YOUR TASK: Without the pictures, return all of the material exactly as written.

── MATERIAL SHOWN ──

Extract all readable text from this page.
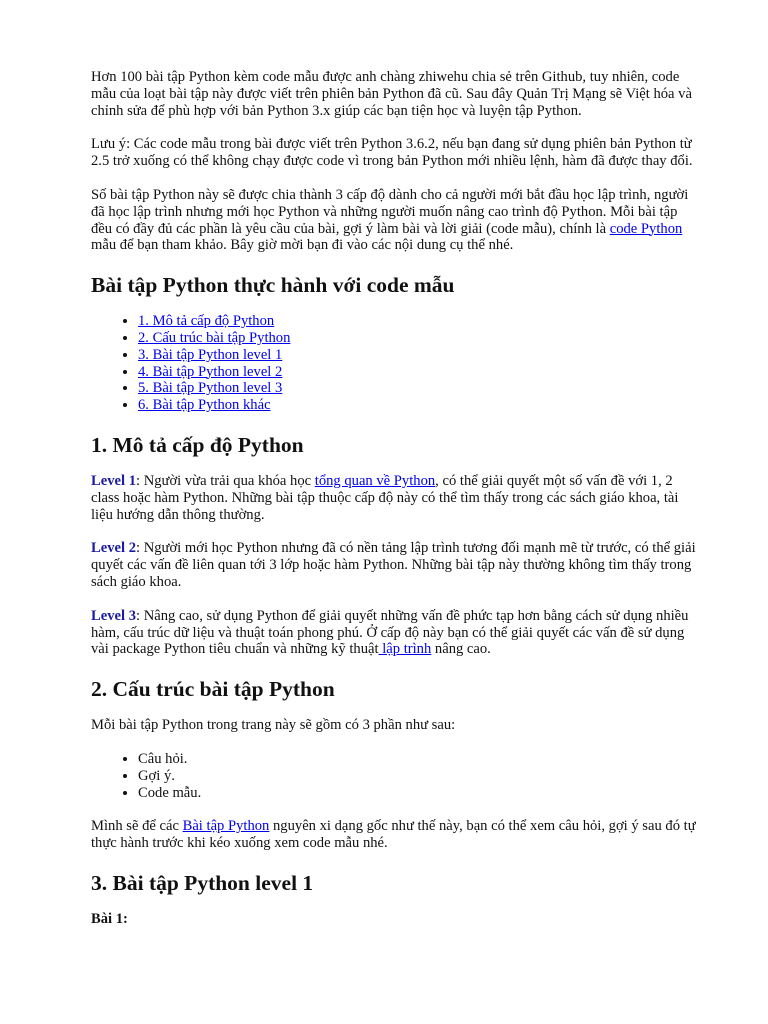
Hơn 100 bài tập Python kèm code mẫu được anh chàng zhiwehu chia sẻ trên Github, tuy nhiên, code mẫu của loạt bài tập này được viết trên phiên bản Python đã cũ. Sau đây Quản Trị Mạng sẽ Việt hóa và chỉnh sửa để phù hợp với bản Python 3.x giúp các bạn tiện học và luyện tập Python.

Lưu ý: Các code mẫu trong bài được viết trên Python 3.6.2, nếu bạn đang sử dụng phiên bản Python từ 2.5 trở xuống có thể không chạy được code vì trong bản Python mới nhiều lệnh, hàm đã được thay đổi.

Số bài tập Python này sẽ được chia thành 3 cấp độ dành cho cả người mới bắt đầu học lập trình, người đã học lập trình nhưng mới học Python và những người muốn nâng cao trình độ Python. Mỗi bài tập đều có đầy đủ các phần là yêu cầu của bài, gợi ý làm bài và lời giải (code mẫu), chính là code Python mẫu để bạn tham khảo. Bây giờ mời bạn đi vào các nội dung cụ thể nhé.

Bài tập Python thực hành với code mẫu
• 1. Mô tả cấp độ Python
• 2. Cấu trúc bài tập Python
• 3. Bài tập Python level 1
• 4. Bài tập Python level 2
• 5. Bài tập Python level 3
• 6. Bài tập Python khác
1. Mô tả cấp độ Python

Level 1: Người vừa trải qua khóa học tổng quan về Python, có thể giải quyết một số vấn đề với 1, 2 class hoặc hàm Python. Những bài tập thuộc cấp độ này có thể tìm thấy trong các sách giáo khoa, tài liệu hướng dẫn thông thường.

Level 2: Người mới học Python nhưng đã có nền tảng lập trình tương đối mạnh mẽ từ trước, có thể giải quyết các vấn đề liên quan tới 3 lớp hoặc hàm Python. Những bài tập này thường không tìm thấy trong sách giáo khoa.

Level 3: Nâng cao, sử dụng Python để giải quyết những vấn đề phức tạp hơn bằng cách sử dụng nhiều hàm, cấu trúc dữ liệu và thuật toán phong phú. Ở cấp độ này bạn có thể giải quyết các vấn đề sử dụng vài package Python tiêu chuẩn và những kỹ thuật lập trình nâng cao.

2. Cấu trúc bài tập Python

Mỗi bài tập Python trong trang này sẽ gồm có 3 phần như sau:

• Câu hỏi.
• Gợi ý.
• Code mẫu.

Mình sẽ để các Bài tập Python nguyên xi dạng gốc như thế này, bạn có thể xem câu hỏi, gợi ý sau đó tự thực hành trước khi kéo xuống xem code mẫu nhé.

3. Bài tập Python level 1

Bài 1:
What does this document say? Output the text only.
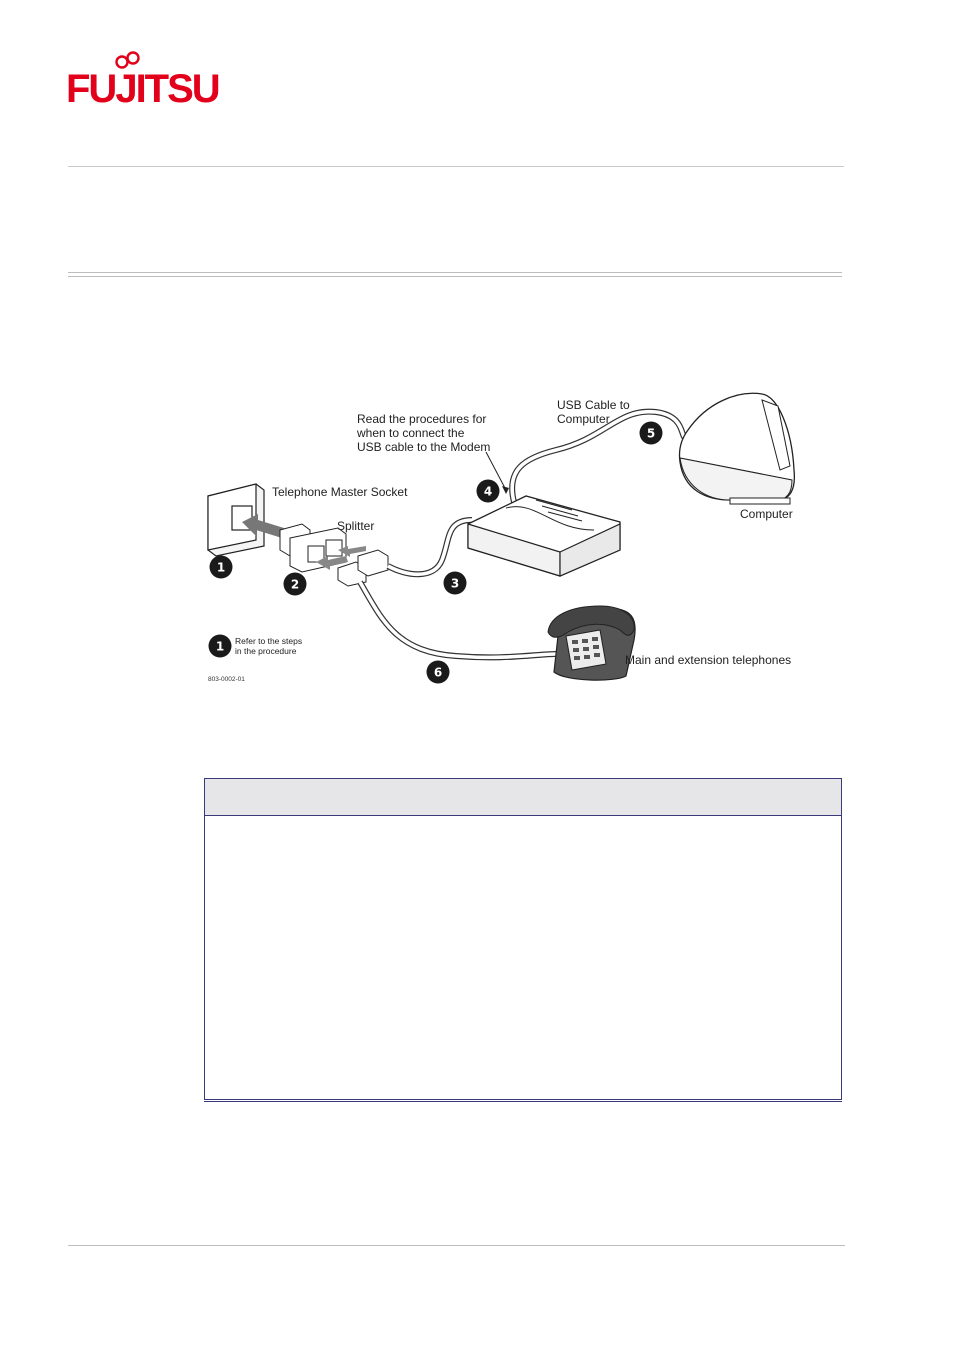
FUJITSU
1
2	3
4
5
6
1 Refer to the steps
in the procedure
803-0002-01
Telephone Master Socket
Splitter
Read the procedures for
when to connect the
USB cable to the Modem
USB Cable to
Computer
Computer
Main and extension telephones
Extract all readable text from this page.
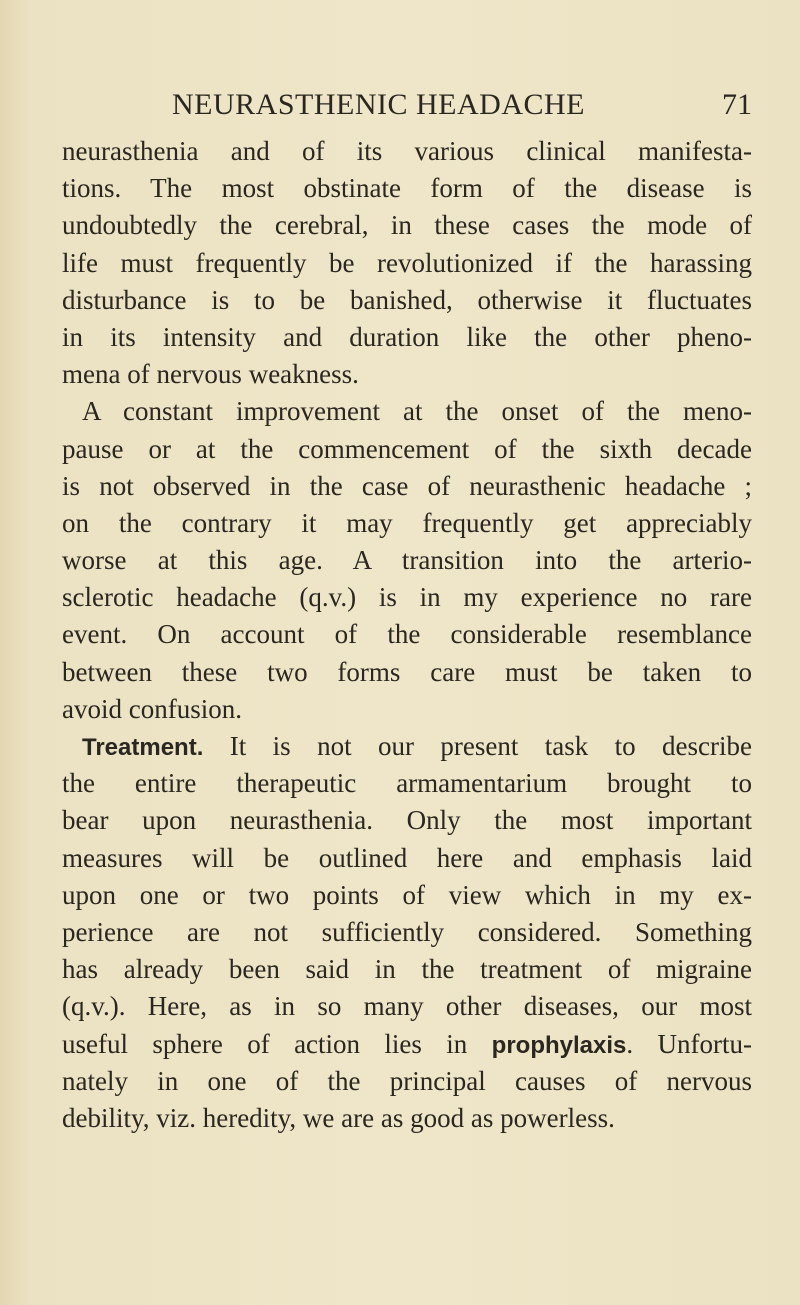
NEURASTHENIC HEADACHE	71
neurasthenia and of its various clinical manifesta-
tions. The most obstinate form of the disease is
undoubtedly the cerebral, in these cases the mode of
life must frequently be revolutionized if the harassing
disturbance is to be banished, otherwise it fluctuates
in its intensity and duration like the other pheno-
mena of nervous weakness.
A constant improvement at the onset of the meno-
pause or at the commencement of the sixth decade
is not observed in the case of neurasthenic headache ;
on the contrary it may frequently get appreciably
worse at this age. A transition into the arterio-
sclerotic headache (q.v.) is in my experience no rare
event. On account of the considerable resemblance
between these two forms care must be taken to
avoid confusion.
Treatment. It is not our present task to describe
the entire therapeutic armamentarium brought to
bear upon neurasthenia. Only the most important
measures will be outlined here and emphasis laid
upon one or two points of view which in my ex-
perience are not sufficiently considered. Something
has already been said in the treatment of migraine
(q.v.). Here, as in so many other diseases, our most
useful sphere of action lies in prophylaxis. Unfortu-
nately in one of the principal causes of nervous
debility, viz. heredity, we are as good as powerless.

───

ANSWER:
Extract all readable text from this page.
Hơn 100 bài tập Python kèm code mẫu được anh chàng zhiwehu chia sẻ trên Github, tuy nhiên, code mẫu của loạt bài tập này được viết trên phiên bản Python đã cũ. Sau đây Quản Trị Mạng sẽ Việt hóa và chỉnh sửa để phù hợp với bản Python 3.x giúp các bạn tiện học và luyện tập Python.

Lưu ý: Các code mẫu trong bài được viết trên Python 3.6.2, nếu bạn đang sử dụng phiên bản Python từ 2.5 trở xuống có thể không chạy được code vì trong bản Python mới nhiều lệnh, hàm đã được thay đổi.

Số bài tập Python này sẽ được chia thành 3 cấp độ dành cho cả người mới bắt đầu học lập trình, người đã học lập trình nhưng mới học Python và những người muốn nâng cao trình độ Python. Mỗi bài tập đều có đầy đủ các phần là yêu cầu của bài, gợi ý làm bài và lời giải (code mẫu), chính là code Python mẫu để bạn tham khảo. Bây giờ mời bạn đi vào các nội dung cụ thể nhé.

Bài tập Python thực hành với code mẫu
• 1. Mô tả cấp độ Python
• 2. Cấu trúc bài tập Python
• 3. Bài tập Python level 1
• 4. Bài tập Python level 2
• 5. Bài tập Python level 3
• 6. Bài tập Python khác
1. Mô tả cấp độ Python

Level 1: Người vừa trải qua khóa học tổng quan về Python, có thể giải quyết một số vấn đề với 1, 2 class hoặc hàm Python. Những bài tập thuộc cấp độ này có thể tìm thấy trong các sách giáo khoa, tài liệu hướng dẫn thông thường.

Level 2: Người mới học Python nhưng đã có nền tảng lập trình tương đối mạnh mẽ từ trước, có thể giải quyết các vấn đề liên quan tới 3 lớp hoặc hàm Python. Những bài tập này thường không tìm thấy trong sách giáo khoa.

Level 3: Nâng cao, sử dụng Python để giải quyết những vấn đề phức tạp hơn bằng cách sử dụng nhiều hàm, cấu trúc dữ liệu và thuật toán phong phú. Ở cấp độ này bạn có thể giải quyết các vấn đề sử dụng vài package Python tiêu chuẩn và những kỹ thuật lập trình nâng cao.

2. Cấu trúc bài tập Python

Mỗi bài tập Python trong trang này sẽ gồm có 3 phần như sau:

• Câu hỏi.
• Gợi ý.
• Code mẫu.

Mình sẽ để các Bài tập Python nguyên xi dạng gốc như thế này, bạn có thể xem câu hỏi, gợi ý sau đó tự thực hành trước khi kéo xuống xem code mẫu nhé.

3. Bài tập Python level 1

Bài 1:
What does this document say? Output the text only.
FUJITSU
1
2	3
4
5
6
1 Refer to the steps
in the procedure
803-0002-01
Telephone Master Socket
Splitter
Read the procedures for
when to connect the
USB cable to the Modem
USB Cable to
Computer
Computer
Main and extension telephones
Extract all readable text from this page.
NEURASTHENIC HEADACHE	71
neurasthenia and of its various clinical manifesta-
tions. The most obstinate form of the disease is
undoubtedly the cerebral, in these cases the mode of
life must frequently be revolutionized if the harassing
disturbance is to be banished, otherwise it fluctuates
in its intensity and duration like the other pheno-
mena of nervous weakness.
A constant improvement at the onset of the meno-
pause or at the commencement of the sixth decade
is not observed in the case of neurasthenic headache ;
on the contrary it may frequently get appreciably
worse at this age. A transition into the arterio-
sclerotic headache (q.v.) is in my experience no rare
event. On account of the considerable resemblance
between these two forms care must be taken to
avoid confusion.
Treatment. It is not our present task to describe
the entire therapeutic armamentarium brought to
bear upon neurasthenia. Only the most important
measures will be outlined here and emphasis laid
upon one or two points of view which in my ex-
perience are not sufficiently considered. Something
has already been said in the treatment of migraine
(q.v.). Here, as in so many other diseases, our most
useful sphere of action lies in prophylaxis. Unfortu-
nately in one of the principal causes of nervous
debility, viz. heredity, we are as good as powerless.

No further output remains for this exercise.